*Given task:* Filter the records for lines holding the string "range".

*Provided records:*
┏━━

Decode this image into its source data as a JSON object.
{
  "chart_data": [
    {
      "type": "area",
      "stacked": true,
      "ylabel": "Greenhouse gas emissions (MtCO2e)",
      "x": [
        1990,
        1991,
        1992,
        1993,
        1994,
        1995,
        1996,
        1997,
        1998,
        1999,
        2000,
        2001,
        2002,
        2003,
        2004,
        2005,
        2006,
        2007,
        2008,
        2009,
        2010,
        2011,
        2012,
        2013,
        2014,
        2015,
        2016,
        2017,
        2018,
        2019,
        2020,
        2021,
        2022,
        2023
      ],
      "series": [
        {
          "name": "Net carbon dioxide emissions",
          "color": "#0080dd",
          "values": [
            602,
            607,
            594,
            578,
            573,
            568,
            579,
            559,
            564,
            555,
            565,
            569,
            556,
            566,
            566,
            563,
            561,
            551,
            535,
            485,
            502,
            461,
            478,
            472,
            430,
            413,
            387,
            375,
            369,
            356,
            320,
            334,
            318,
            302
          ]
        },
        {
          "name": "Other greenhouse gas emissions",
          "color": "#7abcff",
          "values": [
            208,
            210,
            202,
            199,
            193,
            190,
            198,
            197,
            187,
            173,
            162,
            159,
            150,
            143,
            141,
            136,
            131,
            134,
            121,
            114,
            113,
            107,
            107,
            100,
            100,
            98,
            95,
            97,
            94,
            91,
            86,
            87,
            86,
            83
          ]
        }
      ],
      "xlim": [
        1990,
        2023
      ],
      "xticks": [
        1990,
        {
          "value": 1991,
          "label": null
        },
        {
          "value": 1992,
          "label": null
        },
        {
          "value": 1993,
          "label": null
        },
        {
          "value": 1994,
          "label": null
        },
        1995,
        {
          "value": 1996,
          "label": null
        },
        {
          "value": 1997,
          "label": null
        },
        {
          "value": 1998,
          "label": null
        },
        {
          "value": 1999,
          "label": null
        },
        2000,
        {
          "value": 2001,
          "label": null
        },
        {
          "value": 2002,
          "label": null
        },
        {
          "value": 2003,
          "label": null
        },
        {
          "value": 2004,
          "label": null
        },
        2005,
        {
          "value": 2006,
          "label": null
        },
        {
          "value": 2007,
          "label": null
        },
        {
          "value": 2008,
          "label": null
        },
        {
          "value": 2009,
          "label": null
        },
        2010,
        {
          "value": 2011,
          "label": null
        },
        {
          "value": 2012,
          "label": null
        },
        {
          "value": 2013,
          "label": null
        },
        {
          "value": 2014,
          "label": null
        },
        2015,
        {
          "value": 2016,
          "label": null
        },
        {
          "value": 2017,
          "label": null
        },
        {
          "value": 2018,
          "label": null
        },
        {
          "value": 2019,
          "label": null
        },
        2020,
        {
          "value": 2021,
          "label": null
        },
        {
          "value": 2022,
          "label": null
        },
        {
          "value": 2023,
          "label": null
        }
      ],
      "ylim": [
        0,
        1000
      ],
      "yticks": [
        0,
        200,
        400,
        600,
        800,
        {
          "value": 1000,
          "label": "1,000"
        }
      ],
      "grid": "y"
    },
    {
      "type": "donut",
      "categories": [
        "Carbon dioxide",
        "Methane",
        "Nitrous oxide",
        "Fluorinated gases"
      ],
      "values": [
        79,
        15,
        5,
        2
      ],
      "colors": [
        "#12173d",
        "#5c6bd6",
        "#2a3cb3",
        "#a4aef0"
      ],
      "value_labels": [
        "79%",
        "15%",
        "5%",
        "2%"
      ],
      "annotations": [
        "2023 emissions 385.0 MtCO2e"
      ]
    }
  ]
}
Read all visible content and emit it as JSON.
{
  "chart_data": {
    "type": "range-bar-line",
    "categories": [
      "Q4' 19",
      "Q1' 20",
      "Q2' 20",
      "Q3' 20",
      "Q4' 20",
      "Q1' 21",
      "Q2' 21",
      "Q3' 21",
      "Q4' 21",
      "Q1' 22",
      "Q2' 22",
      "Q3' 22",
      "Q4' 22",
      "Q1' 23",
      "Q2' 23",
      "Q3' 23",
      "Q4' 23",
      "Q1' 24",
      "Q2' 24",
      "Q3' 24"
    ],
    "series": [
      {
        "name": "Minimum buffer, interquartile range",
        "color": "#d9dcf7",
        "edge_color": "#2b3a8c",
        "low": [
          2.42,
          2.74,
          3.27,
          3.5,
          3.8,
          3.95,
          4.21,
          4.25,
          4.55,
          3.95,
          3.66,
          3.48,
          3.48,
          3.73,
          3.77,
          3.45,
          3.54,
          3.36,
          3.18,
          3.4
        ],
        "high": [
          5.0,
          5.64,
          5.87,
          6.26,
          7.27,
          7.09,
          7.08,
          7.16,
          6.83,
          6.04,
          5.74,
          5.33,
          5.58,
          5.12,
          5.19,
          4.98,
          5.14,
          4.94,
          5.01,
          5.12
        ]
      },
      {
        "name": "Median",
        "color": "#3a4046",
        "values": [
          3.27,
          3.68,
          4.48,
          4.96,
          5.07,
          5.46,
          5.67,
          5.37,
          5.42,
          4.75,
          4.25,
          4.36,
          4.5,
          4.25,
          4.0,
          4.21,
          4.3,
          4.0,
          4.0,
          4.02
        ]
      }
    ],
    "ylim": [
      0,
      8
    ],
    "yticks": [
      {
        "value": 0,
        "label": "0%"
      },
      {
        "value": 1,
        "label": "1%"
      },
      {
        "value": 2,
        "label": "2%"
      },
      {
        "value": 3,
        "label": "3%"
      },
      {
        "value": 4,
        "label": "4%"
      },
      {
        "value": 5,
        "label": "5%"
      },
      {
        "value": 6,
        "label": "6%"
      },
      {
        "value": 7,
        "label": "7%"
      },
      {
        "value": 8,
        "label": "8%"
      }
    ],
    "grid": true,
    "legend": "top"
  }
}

┗━━

*The answer:*
    "type": "range-bar-line",
        "name": "Minimum buffer, interquartile range",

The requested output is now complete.